Written request
Select each line where the word "icon" appears.

(Dataset records)
+ + + +
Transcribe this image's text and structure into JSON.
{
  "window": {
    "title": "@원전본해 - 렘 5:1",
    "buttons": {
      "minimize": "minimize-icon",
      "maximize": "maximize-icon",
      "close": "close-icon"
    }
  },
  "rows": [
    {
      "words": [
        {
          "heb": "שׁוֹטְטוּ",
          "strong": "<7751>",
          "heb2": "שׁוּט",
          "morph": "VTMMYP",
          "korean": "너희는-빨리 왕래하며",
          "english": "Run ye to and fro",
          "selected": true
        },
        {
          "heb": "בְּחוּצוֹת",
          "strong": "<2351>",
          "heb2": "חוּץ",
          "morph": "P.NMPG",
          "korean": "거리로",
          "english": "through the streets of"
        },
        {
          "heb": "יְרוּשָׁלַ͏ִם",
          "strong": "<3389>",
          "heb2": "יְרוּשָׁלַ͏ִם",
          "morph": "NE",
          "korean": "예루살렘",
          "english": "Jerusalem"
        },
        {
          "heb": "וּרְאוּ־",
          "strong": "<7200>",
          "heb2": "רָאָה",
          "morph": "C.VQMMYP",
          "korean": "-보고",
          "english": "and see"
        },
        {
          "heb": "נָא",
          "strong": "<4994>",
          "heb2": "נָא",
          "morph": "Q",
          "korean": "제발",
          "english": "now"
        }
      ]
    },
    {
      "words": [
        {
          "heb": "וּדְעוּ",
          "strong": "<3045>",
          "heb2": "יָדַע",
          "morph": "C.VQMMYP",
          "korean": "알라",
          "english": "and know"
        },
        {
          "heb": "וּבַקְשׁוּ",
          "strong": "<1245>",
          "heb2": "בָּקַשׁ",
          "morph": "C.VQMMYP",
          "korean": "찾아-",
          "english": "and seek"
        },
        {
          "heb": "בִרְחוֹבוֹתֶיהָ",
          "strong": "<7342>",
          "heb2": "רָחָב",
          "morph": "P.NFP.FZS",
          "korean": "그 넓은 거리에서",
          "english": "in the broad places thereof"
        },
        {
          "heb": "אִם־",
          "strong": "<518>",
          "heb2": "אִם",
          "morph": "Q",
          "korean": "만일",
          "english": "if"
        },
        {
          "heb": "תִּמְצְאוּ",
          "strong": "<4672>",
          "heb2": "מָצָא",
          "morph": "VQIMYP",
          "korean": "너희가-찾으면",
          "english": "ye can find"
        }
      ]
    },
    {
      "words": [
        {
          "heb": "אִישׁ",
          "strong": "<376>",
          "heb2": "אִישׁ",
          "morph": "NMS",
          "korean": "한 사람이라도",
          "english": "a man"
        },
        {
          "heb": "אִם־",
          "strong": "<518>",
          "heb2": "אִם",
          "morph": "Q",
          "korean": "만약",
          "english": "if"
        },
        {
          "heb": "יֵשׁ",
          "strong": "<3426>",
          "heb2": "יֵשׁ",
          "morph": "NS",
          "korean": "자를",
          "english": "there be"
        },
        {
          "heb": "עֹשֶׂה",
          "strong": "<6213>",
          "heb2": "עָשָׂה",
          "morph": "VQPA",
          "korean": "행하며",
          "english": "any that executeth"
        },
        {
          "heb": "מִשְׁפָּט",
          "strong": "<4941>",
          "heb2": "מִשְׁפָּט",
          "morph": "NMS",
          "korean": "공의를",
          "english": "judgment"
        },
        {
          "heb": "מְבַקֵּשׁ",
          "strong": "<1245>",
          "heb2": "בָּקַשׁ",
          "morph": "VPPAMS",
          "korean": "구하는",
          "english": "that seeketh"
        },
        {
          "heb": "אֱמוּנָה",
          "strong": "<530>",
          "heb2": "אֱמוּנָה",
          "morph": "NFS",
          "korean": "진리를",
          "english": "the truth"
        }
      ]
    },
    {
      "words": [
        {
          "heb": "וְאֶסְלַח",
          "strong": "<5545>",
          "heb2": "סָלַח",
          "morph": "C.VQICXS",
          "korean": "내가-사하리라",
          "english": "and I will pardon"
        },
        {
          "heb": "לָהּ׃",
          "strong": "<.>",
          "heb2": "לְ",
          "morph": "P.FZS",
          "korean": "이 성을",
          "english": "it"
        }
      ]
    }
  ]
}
+ + + +
Task answer
      "minimize": "minimize-icon",
      "maximize": "maximize-icon",
      "close": "close-icon"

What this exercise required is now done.